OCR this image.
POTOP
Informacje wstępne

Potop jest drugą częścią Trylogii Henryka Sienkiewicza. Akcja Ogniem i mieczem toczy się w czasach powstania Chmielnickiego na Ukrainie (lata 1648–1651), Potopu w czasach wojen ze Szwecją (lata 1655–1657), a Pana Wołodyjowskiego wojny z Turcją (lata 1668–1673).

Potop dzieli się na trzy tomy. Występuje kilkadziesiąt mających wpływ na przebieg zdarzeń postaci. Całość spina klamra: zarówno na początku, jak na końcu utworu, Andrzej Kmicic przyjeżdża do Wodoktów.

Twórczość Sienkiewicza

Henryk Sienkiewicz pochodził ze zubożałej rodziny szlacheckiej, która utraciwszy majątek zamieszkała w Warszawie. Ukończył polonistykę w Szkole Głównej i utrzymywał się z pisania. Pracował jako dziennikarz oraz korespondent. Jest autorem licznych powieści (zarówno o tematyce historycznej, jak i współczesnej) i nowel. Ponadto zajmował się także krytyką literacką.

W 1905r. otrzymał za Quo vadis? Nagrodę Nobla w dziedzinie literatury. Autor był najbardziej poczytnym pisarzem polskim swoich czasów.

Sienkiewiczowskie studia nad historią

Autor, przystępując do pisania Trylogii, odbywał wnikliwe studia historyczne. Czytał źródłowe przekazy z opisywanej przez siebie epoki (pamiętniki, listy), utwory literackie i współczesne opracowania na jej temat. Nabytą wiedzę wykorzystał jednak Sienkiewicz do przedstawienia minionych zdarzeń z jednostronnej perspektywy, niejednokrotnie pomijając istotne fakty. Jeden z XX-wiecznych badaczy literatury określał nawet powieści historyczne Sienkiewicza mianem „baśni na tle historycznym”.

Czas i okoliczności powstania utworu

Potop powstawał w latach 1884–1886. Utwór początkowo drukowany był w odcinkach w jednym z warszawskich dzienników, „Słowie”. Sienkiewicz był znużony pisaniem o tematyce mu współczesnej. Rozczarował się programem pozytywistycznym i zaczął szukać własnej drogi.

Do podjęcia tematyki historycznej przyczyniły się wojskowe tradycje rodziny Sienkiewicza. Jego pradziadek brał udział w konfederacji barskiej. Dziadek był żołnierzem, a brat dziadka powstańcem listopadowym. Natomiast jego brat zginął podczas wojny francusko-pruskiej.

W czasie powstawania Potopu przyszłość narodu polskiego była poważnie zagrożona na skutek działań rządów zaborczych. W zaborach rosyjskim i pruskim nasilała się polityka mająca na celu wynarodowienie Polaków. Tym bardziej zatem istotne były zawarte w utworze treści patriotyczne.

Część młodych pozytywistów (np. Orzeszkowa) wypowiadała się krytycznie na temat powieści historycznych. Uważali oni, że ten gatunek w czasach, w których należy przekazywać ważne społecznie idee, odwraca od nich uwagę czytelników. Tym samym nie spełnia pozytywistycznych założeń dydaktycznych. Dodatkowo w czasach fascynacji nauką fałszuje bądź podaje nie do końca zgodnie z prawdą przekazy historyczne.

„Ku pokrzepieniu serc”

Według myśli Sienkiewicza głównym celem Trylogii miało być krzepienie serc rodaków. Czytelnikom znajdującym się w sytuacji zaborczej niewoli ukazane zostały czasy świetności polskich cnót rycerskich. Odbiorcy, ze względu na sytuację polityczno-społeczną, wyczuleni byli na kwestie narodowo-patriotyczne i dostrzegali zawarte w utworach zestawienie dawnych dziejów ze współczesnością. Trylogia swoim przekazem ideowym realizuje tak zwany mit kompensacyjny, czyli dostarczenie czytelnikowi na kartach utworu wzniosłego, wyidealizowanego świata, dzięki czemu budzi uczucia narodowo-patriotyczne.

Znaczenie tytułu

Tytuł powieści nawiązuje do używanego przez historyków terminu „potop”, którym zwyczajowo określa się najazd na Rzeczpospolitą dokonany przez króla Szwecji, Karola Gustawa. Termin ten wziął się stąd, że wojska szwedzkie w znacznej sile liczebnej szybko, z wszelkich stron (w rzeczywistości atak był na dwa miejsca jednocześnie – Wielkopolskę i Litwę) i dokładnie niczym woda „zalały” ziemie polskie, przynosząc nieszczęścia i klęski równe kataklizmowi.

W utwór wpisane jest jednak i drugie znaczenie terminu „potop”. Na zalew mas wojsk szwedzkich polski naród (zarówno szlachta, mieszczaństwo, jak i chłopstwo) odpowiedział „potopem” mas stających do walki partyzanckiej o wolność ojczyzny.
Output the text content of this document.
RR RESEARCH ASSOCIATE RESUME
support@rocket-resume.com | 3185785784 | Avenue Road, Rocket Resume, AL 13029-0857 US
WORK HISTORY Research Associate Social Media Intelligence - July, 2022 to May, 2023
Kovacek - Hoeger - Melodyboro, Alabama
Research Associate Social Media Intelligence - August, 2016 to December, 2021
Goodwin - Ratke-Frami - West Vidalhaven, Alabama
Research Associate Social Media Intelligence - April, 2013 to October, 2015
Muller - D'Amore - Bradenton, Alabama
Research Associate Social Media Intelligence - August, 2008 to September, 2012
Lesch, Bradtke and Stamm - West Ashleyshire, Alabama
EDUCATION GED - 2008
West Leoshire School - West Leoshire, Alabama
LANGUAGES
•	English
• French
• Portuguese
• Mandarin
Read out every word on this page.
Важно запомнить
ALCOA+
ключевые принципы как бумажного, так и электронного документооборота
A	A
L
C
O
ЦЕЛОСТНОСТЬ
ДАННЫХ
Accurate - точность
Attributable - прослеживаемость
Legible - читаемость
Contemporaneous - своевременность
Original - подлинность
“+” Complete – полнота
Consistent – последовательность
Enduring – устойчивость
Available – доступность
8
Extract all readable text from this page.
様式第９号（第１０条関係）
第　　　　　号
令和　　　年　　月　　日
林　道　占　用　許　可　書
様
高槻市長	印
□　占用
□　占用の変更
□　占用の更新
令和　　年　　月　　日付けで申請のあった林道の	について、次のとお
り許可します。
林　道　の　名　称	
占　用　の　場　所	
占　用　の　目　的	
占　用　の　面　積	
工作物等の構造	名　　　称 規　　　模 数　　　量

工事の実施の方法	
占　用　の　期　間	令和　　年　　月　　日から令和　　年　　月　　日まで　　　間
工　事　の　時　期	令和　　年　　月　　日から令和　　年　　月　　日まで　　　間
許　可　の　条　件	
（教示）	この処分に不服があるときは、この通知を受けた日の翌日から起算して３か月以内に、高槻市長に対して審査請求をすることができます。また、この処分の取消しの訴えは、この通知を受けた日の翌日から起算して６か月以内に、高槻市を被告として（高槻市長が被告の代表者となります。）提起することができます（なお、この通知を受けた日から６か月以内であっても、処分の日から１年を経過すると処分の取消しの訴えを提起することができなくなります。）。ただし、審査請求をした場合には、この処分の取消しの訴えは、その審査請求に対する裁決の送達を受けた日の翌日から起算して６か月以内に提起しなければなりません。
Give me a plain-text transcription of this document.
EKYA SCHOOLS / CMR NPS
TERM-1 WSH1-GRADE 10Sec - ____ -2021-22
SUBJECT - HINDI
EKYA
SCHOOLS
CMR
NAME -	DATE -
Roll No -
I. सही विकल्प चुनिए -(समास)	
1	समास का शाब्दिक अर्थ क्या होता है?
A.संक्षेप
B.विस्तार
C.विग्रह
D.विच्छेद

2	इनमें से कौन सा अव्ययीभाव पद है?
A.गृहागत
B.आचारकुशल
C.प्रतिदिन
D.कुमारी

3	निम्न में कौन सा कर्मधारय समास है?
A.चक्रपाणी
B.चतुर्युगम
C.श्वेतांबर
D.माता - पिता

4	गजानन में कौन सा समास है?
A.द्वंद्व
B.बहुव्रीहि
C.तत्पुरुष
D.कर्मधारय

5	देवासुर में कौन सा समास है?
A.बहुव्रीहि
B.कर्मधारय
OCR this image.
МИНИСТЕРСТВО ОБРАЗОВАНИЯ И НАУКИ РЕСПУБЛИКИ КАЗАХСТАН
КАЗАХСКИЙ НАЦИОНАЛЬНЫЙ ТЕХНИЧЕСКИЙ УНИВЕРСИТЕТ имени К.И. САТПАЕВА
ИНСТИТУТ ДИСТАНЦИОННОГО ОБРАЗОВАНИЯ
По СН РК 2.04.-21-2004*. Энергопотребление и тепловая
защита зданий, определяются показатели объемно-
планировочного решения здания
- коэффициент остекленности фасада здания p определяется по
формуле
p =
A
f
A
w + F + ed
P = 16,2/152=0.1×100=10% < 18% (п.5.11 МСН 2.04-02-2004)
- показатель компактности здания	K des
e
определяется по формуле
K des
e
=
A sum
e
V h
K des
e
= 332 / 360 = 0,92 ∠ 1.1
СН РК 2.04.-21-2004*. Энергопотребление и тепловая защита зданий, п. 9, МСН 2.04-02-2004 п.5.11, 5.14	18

• **The task**
Each line that holds the string "здания" counts once; give the total and nothing else.

• **Result for this task**
3